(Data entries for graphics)

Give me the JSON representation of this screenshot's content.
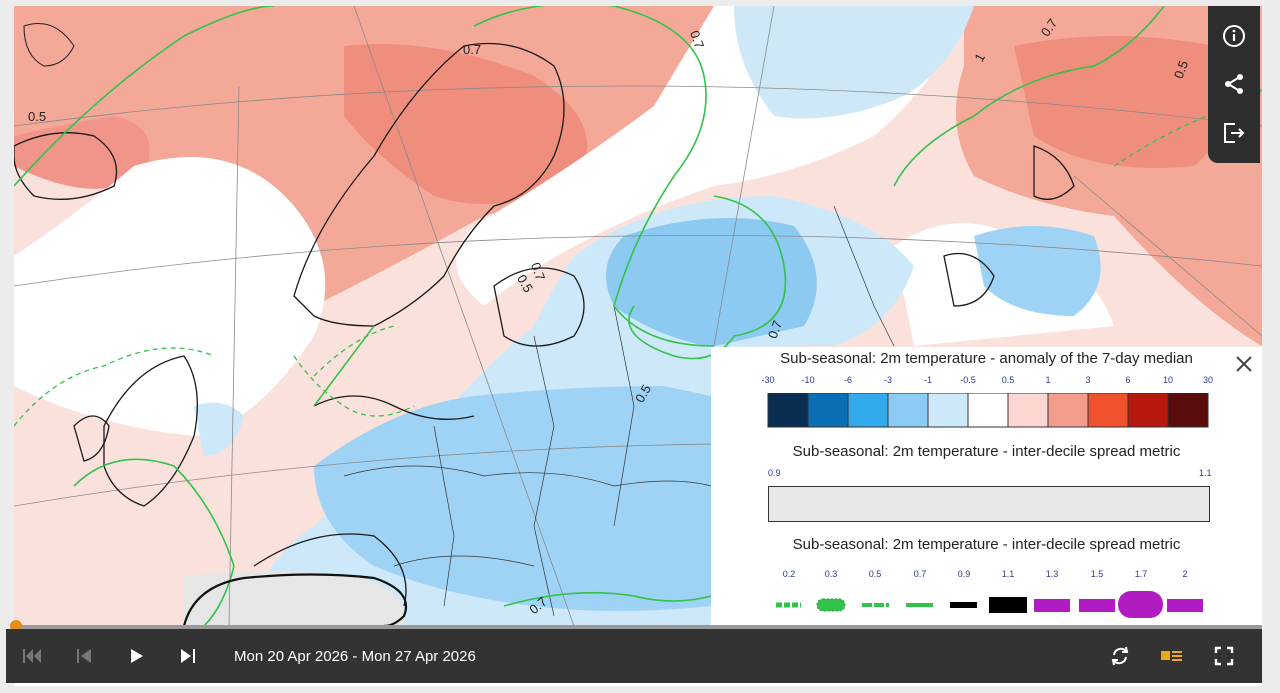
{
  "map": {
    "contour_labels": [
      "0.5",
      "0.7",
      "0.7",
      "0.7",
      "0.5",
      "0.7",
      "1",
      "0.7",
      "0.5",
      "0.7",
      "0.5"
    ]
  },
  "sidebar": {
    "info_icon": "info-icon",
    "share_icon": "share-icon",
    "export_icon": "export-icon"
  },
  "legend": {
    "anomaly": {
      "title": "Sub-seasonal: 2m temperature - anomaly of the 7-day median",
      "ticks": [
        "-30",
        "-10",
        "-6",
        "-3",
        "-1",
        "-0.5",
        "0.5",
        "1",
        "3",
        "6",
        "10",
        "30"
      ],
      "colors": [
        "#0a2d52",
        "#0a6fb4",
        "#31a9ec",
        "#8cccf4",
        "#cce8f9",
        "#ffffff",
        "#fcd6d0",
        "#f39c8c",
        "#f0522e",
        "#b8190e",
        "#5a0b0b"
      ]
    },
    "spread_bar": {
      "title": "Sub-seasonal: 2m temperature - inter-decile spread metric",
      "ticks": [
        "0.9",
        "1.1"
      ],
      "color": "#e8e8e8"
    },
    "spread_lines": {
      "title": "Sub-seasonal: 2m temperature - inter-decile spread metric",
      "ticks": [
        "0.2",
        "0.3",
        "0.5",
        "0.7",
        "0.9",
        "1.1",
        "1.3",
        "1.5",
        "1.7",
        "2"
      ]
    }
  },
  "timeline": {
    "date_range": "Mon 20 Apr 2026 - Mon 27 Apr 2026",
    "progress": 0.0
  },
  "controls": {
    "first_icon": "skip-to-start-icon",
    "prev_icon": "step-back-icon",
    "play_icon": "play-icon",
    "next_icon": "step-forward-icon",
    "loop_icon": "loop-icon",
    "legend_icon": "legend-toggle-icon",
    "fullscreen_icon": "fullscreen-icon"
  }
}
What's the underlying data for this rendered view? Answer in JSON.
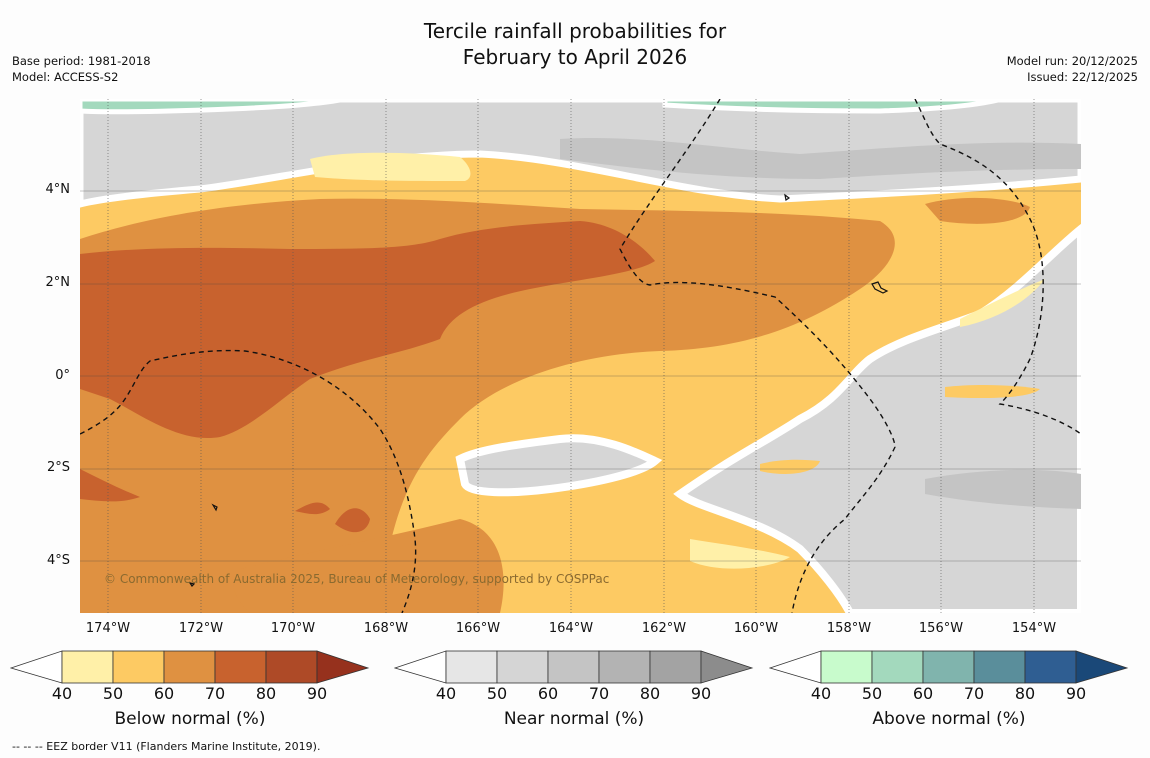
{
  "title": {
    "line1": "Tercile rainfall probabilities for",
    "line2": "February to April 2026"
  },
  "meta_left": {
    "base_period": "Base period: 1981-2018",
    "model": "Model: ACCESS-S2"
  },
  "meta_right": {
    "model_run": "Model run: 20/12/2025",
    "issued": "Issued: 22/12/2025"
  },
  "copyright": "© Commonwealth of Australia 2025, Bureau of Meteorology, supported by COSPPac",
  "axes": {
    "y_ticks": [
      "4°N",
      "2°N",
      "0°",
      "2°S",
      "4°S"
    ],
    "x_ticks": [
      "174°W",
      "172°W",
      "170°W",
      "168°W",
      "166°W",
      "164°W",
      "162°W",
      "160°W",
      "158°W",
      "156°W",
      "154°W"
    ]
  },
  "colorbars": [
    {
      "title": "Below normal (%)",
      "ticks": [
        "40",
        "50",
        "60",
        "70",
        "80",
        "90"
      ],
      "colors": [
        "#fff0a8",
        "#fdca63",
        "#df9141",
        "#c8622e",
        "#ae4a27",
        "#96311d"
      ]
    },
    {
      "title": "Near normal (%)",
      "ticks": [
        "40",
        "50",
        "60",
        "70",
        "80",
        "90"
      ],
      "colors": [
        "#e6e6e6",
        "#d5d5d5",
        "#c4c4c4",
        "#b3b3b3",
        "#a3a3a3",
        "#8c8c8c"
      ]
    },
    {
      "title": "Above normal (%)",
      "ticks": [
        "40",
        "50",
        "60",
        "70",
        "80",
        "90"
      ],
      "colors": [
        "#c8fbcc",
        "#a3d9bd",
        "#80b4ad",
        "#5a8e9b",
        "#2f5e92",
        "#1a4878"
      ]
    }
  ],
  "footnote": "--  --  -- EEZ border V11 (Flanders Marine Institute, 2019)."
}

---

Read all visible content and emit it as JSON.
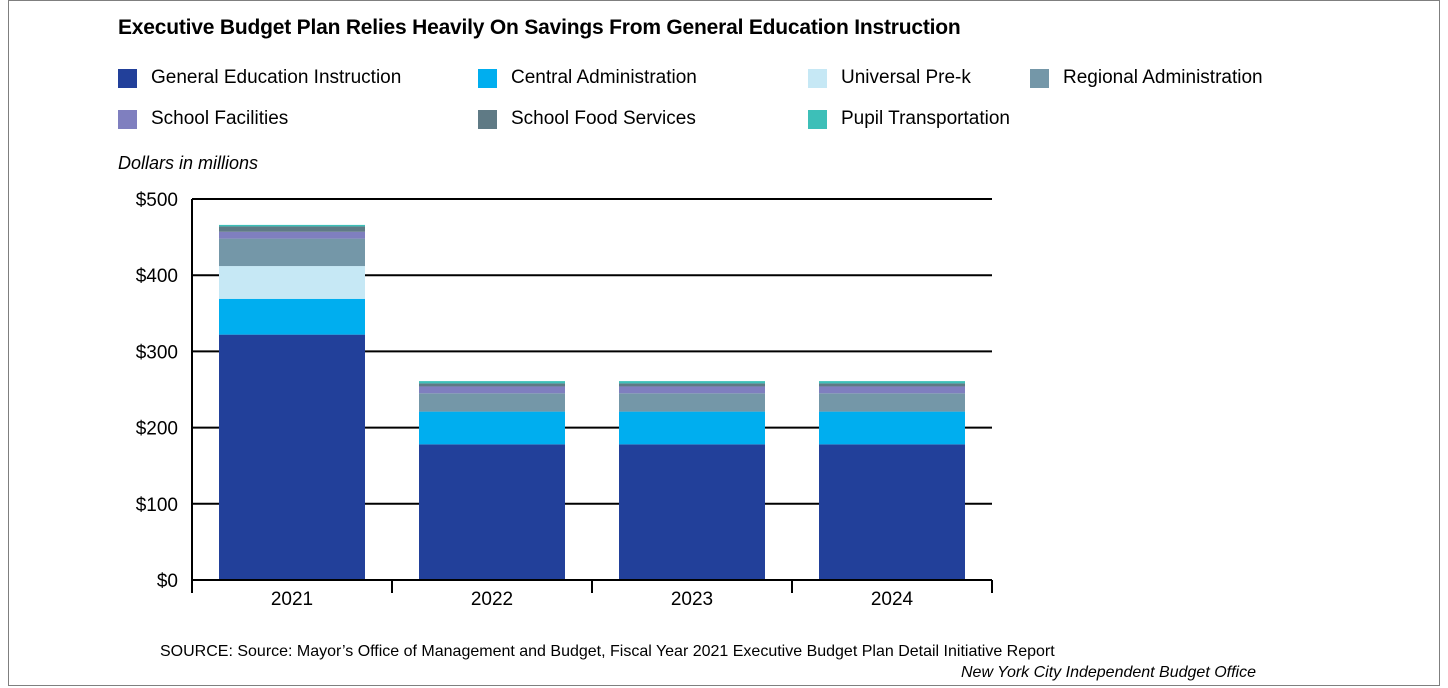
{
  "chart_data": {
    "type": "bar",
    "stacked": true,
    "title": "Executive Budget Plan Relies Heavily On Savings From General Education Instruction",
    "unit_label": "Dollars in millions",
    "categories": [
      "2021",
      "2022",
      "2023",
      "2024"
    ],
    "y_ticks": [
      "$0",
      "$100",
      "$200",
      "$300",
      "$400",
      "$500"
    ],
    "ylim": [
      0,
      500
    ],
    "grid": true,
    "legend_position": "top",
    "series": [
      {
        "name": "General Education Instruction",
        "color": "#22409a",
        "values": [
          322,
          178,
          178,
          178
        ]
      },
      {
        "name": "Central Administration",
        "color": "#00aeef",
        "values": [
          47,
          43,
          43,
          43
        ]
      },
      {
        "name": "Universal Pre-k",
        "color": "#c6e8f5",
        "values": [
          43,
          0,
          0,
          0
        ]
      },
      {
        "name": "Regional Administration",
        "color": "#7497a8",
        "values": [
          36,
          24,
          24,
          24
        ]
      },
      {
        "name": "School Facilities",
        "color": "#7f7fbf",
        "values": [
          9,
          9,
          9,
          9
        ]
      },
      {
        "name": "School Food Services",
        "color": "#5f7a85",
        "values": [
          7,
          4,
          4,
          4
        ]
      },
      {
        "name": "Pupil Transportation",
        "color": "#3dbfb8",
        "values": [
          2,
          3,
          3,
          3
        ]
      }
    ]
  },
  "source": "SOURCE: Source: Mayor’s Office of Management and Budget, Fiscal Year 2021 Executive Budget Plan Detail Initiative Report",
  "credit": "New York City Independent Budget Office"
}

--

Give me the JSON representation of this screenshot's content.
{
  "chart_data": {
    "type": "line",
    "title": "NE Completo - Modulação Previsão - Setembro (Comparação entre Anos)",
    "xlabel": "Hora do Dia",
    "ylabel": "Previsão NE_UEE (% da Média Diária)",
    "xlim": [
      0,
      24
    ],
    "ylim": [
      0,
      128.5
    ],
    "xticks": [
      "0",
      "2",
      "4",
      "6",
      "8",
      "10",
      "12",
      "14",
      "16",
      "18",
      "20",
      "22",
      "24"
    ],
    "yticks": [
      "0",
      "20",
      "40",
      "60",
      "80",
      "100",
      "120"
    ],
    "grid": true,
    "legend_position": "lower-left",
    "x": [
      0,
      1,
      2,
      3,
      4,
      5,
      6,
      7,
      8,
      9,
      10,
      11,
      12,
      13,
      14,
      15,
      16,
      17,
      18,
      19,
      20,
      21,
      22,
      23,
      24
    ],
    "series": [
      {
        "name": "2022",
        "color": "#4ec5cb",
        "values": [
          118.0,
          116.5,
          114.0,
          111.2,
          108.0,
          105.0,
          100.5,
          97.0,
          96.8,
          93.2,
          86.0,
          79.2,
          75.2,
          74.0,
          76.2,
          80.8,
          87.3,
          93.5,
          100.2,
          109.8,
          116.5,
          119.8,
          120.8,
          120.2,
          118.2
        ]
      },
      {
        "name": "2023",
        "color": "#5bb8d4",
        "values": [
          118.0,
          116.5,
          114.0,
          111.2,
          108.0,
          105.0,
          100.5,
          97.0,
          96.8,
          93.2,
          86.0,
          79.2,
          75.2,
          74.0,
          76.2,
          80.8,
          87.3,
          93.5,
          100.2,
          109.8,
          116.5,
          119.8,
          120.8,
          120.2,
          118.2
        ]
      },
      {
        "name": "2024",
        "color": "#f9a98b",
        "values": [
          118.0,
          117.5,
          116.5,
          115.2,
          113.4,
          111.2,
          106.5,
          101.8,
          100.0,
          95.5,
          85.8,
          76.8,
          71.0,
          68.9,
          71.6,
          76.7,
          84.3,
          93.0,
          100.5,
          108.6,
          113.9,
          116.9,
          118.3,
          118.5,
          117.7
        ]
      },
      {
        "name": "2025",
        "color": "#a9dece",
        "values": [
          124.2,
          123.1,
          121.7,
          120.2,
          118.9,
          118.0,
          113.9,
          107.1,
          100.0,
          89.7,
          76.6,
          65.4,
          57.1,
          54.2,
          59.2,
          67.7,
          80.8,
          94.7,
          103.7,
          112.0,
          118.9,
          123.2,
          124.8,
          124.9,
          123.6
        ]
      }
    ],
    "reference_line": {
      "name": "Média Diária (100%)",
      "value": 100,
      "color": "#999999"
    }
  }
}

**What to work on**
State how many lines above include the word "Model", and nothing more.

**Exercise answer**
2